• **Exercise description**
Repeat the entries that follow verbatim, without any of their pictures.

Dataset records:

.....

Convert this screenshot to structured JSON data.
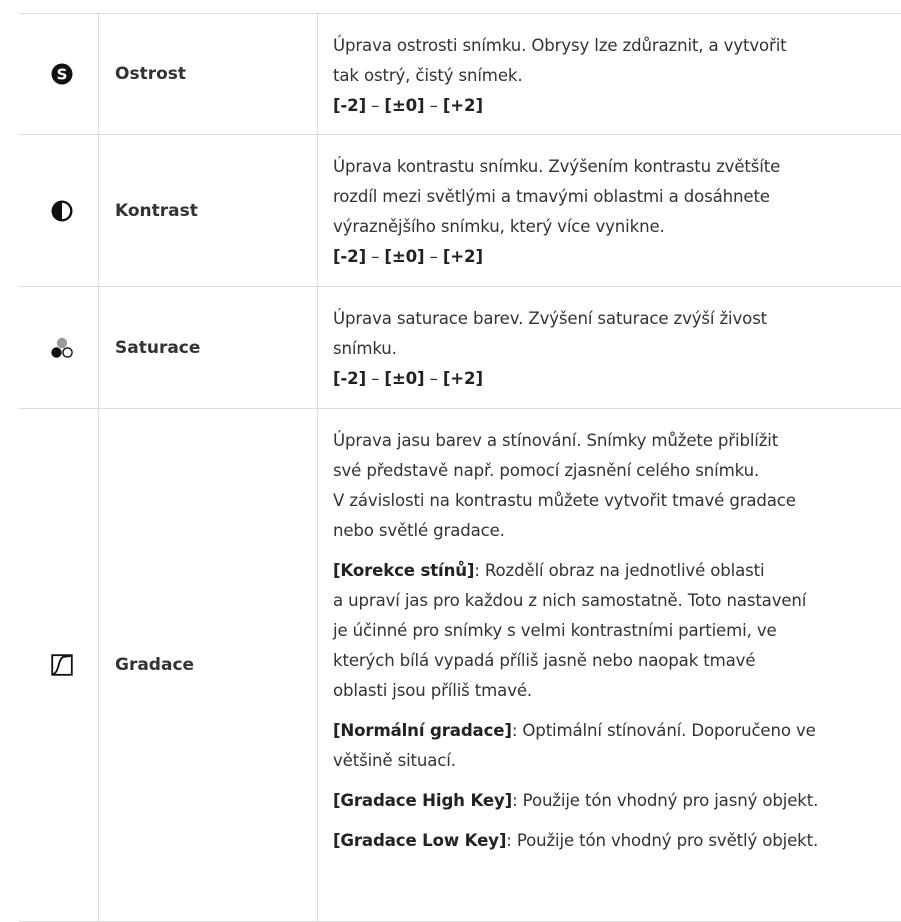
{
  "rows": [
    {
      "icon": "sharpness-icon",
      "name": "Ostrost",
      "lines": [
        "Úprava ostrosti snímku. Obrysy lze zdůraznit, a vytvořit",
        "tak ostrý, čistý snímek."
      ],
      "range": {
        "min": "[-2]",
        "sep": " – ",
        "mid": "[±0]",
        "max": "[+2]"
      }
    },
    {
      "icon": "contrast-icon",
      "name": "Kontrast",
      "lines": [
        "Úprava kontrastu snímku. Zvýšením kontrastu zvětšíte",
        "rozdíl mezi světlými a tmavými oblastmi a dosáhnete",
        "výraznějšího snímku, který více vynikne."
      ],
      "range": {
        "min": "[-2]",
        "sep": " – ",
        "mid": "[±0]",
        "max": "[+2]"
      }
    },
    {
      "icon": "saturation-icon",
      "name": "Saturace",
      "lines": [
        "Úprava saturace barev. Zvýšení saturace zvýší živost",
        "snímku."
      ],
      "range": {
        "min": "[-2]",
        "sep": " – ",
        "mid": "[±0]",
        "max": "[+2]"
      }
    },
    {
      "icon": "gradation-icon",
      "name": "Gradace",
      "intro": [
        "Úprava jasu barev a stínování. Snímky můžete přiblížit",
        "své představě např. pomocí zjasnění celého snímku.",
        "V závislosti na kontrastu můžete vytvořit tmavé gradace",
        "nebo světlé gradace."
      ],
      "options": [
        {
          "label": "[Korekce stínů]",
          "first": ": Rozdělí obraz na jednotlivé oblasti",
          "rest": [
            "a upraví jas pro každou z nich samostatně. Toto nastavení",
            "je účinné pro snímky s velmi kontrastními partiemi, ve",
            "kterých bílá vypadá příliš jasně nebo naopak tmavé",
            "oblasti jsou příliš tmavé."
          ]
        },
        {
          "label": "[Normální gradace]",
          "first": ": Optimální stínování. Doporučeno ve",
          "rest": [
            "většině situací."
          ]
        },
        {
          "label": "[Gradace High Key]",
          "first": ": Použije tón vhodný pro jasný objekt.",
          "rest": []
        },
        {
          "label": "[Gradace Low Key]",
          "first": ": Použije tón vhodný pro světlý objekt.",
          "rest": []
        }
      ]
    }
  ]
}
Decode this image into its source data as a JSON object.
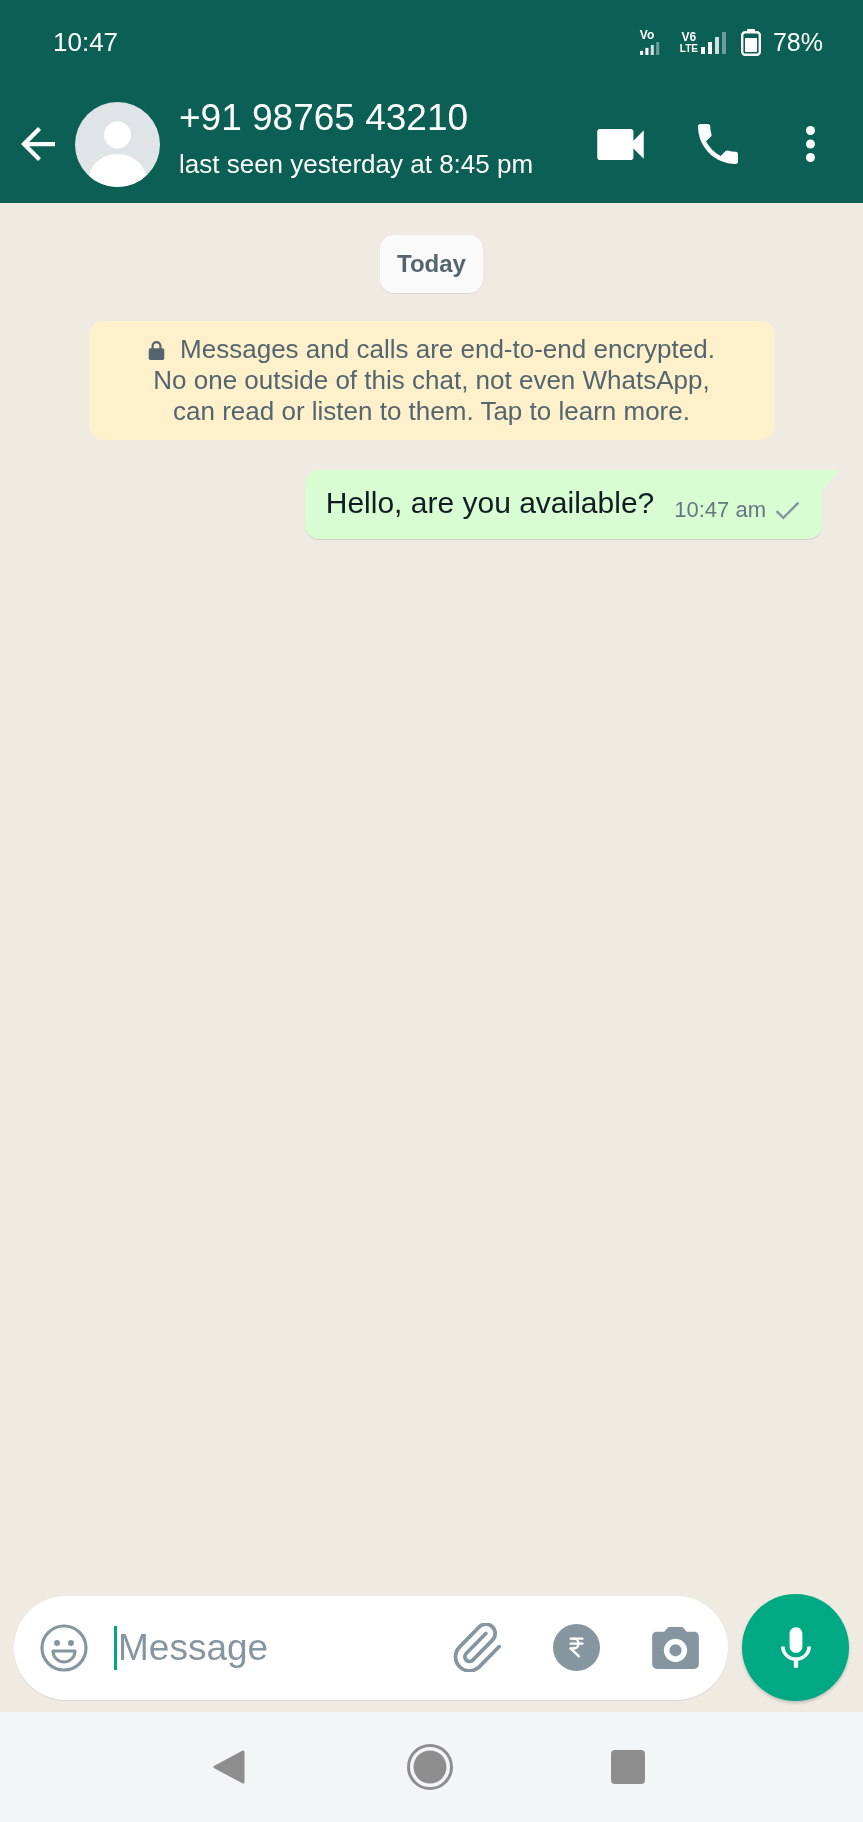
{
  "status_bar": {
    "time": "10:47",
    "network_indicators": [
      {
        "top": "Vo"
      },
      {
        "top": "V6",
        "bottom": "LTE"
      }
    ],
    "battery_percent": "78%"
  },
  "header": {
    "contact": "+91 98765 43210",
    "status": "last seen yesterday at 8:45 pm"
  },
  "chat": {
    "date_chip": "Today",
    "encryption_notice": {
      "heading": "Messages and calls are end-to-end encrypted.",
      "detail": "No one outside of this chat, not even WhatsApp, can read or listen to them. Tap to learn more."
    },
    "messages": [
      {
        "kind": "outgoing",
        "text": "Hello, are you available?",
        "time": "10:47 am",
        "delivered": false,
        "read": false
      }
    ]
  },
  "composer": {
    "placeholder": "Message"
  }
}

.....

• **Task answer**
Convert this screenshot to structured JSON data.
{
  "rows": [
    {
      "icon": "sharpness-icon",
      "name": "Ostrost",
      "lines": [
        "Úprava ostrosti snímku. Obrysy lze zdůraznit, a vytvořit",
        "tak ostrý, čistý snímek."
      ],
      "range": {
        "min": "[-2]",
        "sep": " – ",
        "mid": "[±0]",
        "max": "[+2]"
      }
    },
    {
      "icon": "contrast-icon",
      "name": "Kontrast",
      "lines": [
        "Úprava kontrastu snímku. Zvýšením kontrastu zvětšíte",
        "rozdíl mezi světlými a tmavými oblastmi a dosáhnete",
        "výraznějšího snímku, který více vynikne."
      ],
      "range": {
        "min": "[-2]",
        "sep": " – ",
        "mid": "[±0]",
        "max": "[+2]"
      }
    },
    {
      "icon": "saturation-icon",
      "name": "Saturace",
      "lines": [
        "Úprava saturace barev. Zvýšení saturace zvýší živost",
        "snímku."
      ],
      "range": {
        "min": "[-2]",
        "sep": " – ",
        "mid": "[±0]",
        "max": "[+2]"
      }
    },
    {
      "icon": "gradation-icon",
      "name": "Gradace",
      "intro": [
        "Úprava jasu barev a stínování. Snímky můžete přiblížit",
        "své představě např. pomocí zjasnění celého snímku.",
        "V závislosti na kontrastu můžete vytvořit tmavé gradace",
        "nebo světlé gradace."
      ],
      "options": [
        {
          "label": "[Korekce stínů]",
          "first": ": Rozdělí obraz na jednotlivé oblasti",
          "rest": [
            "a upraví jas pro každou z nich samostatně. Toto nastavení",
            "je účinné pro snímky s velmi kontrastními partiemi, ve",
            "kterých bílá vypadá příliš jasně nebo naopak tmavé",
            "oblasti jsou příliš tmavé."
          ]
        },
        {
          "label": "[Normální gradace]",
          "first": ": Optimální stínování. Doporučeno ve",
          "rest": [
            "většině situací."
          ]
        },
        {
          "label": "[Gradace High Key]",
          "first": ": Použije tón vhodný pro jasný objekt.",
          "rest": []
        },
        {
          "label": "[Gradace Low Key]",
          "first": ": Použije tón vhodný pro světlý objekt.",
          "rest": []
        }
      ]
    }
  ]
}
Decode this image into its source data as a JSON object.
{
  "status_bar": {
    "time": "10:47",
    "network_indicators": [
      {
        "top": "Vo"
      },
      {
        "top": "V6",
        "bottom": "LTE"
      }
    ],
    "battery_percent": "78%"
  },
  "header": {
    "contact": "+91 98765 43210",
    "status": "last seen yesterday at 8:45 pm"
  },
  "chat": {
    "date_chip": "Today",
    "encryption_notice": {
      "heading": "Messages and calls are end-to-end encrypted.",
      "detail": "No one outside of this chat, not even WhatsApp, can read or listen to them. Tap to learn more."
    },
    "messages": [
      {
        "kind": "outgoing",
        "text": "Hello, are you available?",
        "time": "10:47 am",
        "delivered": false,
        "read": false
      }
    ]
  },
  "composer": {
    "placeholder": "Message"
  }
}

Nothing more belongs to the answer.